JOBS »
[1] Write out the text about Fernão Lopes de Castanheda between "Fernão Lopes de" and "translated throughout Europe.", inclusive.
[2] Using the text about Fernão Lopes de Castanheda, answer these:
(a) What post did Castanheda's father hold in Goa?
(b) In what year did Castanheda return to Portugal?
(c) In what year was the first volume of his History issued?

SOURCE »

Fernão Lopes de Castanheda (Santarém, c. 1500 – 1559 in Coimbra) was a Portuguese historian in the early Renaissance.
His "History of the discovery and conquest of India", full of geographic and ethnographic objective information, was widely translated throughout Europe.

Life 
Castanheda was the natural son of a royal officer, who held the post of judge in Goa. In 1528, he accompanied his father to Portuguese India and to the Moluccas. There he remained ten years, from 1528 to 1538, during which he gathered as much information as he could about the discovery and conquest of India by the Portuguese, in order to write a book on the subject. In 1538, he returned to Portugal, having collected from written and oral sources material for his great historical work. In serious economic difficulties, he settled in Coimbra, where he held a modest post of bedel in the University of Coimbra.

Works 
Eight of the ten books of Castanheda's "História do descobrimento e conquista da Índia pelos portugueses" (History of the discovery and conquest of India by the Portuguese) were printed in Coimbra: the first volume was issued in 1551, with a second edition in 1554. Six more volumes were published in his lifetime and three posthumously.

RECORDS PROVIDED »
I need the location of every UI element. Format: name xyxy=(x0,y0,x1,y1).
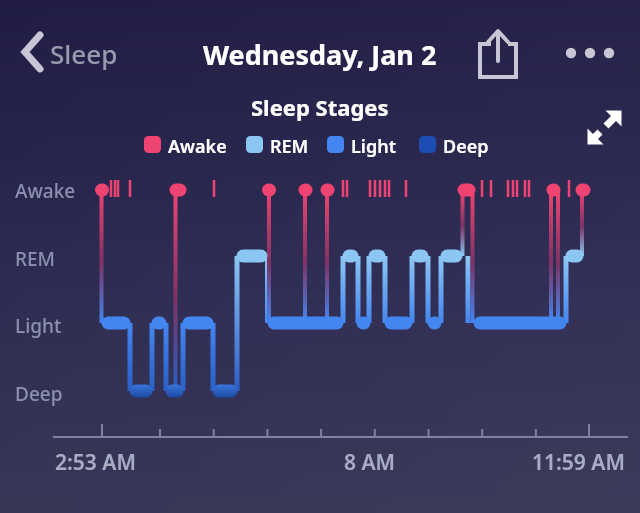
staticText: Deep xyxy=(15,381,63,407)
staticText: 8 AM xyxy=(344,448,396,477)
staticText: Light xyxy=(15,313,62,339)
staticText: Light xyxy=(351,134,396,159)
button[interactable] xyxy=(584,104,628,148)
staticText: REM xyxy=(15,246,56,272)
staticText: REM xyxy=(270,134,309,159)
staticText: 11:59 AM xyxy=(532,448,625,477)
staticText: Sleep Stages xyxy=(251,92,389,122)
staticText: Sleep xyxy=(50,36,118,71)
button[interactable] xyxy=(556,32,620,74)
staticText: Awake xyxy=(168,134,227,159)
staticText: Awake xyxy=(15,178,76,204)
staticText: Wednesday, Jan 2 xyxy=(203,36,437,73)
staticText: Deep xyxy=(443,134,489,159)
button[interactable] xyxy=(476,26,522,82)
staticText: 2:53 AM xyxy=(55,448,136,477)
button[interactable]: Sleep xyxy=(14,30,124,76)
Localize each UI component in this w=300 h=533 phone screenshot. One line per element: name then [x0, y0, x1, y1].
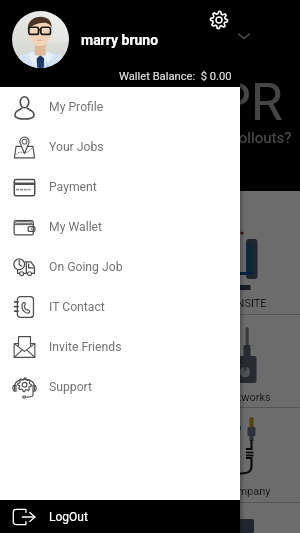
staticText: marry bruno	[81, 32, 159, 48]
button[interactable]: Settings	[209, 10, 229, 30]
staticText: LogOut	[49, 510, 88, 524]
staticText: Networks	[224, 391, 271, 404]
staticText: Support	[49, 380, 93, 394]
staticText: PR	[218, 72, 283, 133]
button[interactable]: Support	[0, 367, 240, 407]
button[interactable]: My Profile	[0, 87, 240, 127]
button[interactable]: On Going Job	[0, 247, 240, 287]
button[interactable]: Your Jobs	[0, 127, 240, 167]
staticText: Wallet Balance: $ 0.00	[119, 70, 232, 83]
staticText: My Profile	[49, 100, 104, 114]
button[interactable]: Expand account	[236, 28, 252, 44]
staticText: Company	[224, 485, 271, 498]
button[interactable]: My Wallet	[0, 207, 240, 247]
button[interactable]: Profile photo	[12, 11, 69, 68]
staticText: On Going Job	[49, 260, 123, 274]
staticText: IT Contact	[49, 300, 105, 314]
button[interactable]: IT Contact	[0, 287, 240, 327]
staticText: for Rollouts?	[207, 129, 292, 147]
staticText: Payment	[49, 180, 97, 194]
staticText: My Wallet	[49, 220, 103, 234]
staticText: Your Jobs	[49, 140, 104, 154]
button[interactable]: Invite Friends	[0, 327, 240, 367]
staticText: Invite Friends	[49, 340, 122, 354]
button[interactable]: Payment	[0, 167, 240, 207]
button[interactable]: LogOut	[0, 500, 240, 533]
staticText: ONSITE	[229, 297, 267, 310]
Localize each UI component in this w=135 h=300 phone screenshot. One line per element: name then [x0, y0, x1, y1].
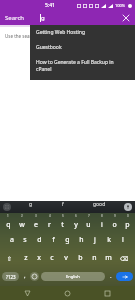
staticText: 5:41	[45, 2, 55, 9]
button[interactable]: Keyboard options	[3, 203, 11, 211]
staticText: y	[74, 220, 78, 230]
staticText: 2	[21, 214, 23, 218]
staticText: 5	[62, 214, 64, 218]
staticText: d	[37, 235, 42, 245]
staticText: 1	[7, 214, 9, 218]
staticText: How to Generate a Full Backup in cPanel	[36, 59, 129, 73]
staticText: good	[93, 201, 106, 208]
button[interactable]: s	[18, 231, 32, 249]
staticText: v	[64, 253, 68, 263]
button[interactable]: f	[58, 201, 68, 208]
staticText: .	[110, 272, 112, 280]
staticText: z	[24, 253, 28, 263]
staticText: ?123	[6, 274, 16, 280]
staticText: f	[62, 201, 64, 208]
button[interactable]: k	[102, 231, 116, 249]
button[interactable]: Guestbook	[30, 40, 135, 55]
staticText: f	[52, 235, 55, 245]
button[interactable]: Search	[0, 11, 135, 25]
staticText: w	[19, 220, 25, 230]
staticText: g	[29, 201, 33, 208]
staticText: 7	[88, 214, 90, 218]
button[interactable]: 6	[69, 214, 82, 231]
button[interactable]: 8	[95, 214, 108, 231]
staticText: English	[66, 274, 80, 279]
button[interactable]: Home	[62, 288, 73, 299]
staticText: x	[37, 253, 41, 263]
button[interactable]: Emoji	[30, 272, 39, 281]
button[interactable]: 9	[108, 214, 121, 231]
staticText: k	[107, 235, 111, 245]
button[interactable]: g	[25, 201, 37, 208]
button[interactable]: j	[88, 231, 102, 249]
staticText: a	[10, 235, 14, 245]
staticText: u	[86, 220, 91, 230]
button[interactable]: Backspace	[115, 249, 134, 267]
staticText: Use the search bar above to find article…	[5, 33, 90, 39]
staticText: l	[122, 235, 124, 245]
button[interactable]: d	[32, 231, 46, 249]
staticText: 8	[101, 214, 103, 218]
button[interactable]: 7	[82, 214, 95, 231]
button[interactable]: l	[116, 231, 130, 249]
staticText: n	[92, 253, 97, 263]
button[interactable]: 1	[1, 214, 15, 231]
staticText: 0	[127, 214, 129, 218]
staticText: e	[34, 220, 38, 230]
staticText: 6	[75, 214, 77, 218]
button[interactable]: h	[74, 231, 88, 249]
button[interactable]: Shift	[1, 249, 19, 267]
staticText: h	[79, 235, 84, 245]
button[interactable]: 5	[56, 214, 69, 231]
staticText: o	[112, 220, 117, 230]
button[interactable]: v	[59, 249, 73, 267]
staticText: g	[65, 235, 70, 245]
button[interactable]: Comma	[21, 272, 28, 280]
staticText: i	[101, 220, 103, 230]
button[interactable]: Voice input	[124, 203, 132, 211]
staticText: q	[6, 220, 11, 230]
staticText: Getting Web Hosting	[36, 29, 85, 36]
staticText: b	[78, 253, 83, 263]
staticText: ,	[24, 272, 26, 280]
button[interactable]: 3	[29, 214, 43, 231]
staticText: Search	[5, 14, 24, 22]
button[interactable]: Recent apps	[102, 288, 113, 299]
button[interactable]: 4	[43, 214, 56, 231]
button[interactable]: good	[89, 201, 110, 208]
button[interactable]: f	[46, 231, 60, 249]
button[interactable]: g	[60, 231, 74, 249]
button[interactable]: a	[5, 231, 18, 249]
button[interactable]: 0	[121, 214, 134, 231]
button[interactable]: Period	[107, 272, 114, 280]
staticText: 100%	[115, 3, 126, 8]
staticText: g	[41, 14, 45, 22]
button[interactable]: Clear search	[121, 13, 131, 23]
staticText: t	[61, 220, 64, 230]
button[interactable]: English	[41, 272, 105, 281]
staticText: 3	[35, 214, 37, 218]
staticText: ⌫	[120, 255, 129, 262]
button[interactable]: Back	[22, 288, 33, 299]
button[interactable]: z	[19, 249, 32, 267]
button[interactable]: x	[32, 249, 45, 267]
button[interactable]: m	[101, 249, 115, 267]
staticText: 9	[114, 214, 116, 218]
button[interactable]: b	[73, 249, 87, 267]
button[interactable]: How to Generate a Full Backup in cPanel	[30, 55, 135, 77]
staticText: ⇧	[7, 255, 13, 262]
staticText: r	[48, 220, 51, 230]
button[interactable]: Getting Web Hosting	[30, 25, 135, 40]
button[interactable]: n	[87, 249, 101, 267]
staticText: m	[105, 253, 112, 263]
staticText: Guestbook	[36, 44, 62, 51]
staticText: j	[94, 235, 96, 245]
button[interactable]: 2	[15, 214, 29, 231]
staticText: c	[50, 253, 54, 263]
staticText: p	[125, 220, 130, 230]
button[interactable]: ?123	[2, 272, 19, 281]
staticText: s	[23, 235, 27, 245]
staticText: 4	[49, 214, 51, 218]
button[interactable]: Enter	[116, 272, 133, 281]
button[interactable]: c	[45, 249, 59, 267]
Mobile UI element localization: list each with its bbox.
--
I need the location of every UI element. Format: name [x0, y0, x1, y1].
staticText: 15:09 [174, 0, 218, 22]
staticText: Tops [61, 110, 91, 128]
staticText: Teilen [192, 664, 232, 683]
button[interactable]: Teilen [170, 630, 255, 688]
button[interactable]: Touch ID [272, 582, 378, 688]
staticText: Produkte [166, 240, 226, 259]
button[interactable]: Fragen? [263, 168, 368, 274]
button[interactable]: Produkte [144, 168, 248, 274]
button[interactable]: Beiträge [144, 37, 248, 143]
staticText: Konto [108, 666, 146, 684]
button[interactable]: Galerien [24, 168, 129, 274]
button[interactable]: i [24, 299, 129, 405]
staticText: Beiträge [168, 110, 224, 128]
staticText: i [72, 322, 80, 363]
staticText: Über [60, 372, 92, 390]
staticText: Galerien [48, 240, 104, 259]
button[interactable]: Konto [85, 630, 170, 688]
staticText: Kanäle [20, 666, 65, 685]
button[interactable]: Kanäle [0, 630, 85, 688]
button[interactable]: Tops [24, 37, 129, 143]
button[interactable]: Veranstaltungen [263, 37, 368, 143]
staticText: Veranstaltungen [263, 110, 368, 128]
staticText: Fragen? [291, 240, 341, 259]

RESPONSES »
[1]
Fernão Lopes de Castanheda (Santarém, c. 1500 – 1559 in Coimbra) was a Portuguese historian in the early Renaissance.
His "History of the discovery and conquest of India", full of geographic and ethnographic objective information, was widely translated throughout Europe.

[2]
(a) Judge
(b) 1538
(c) 1551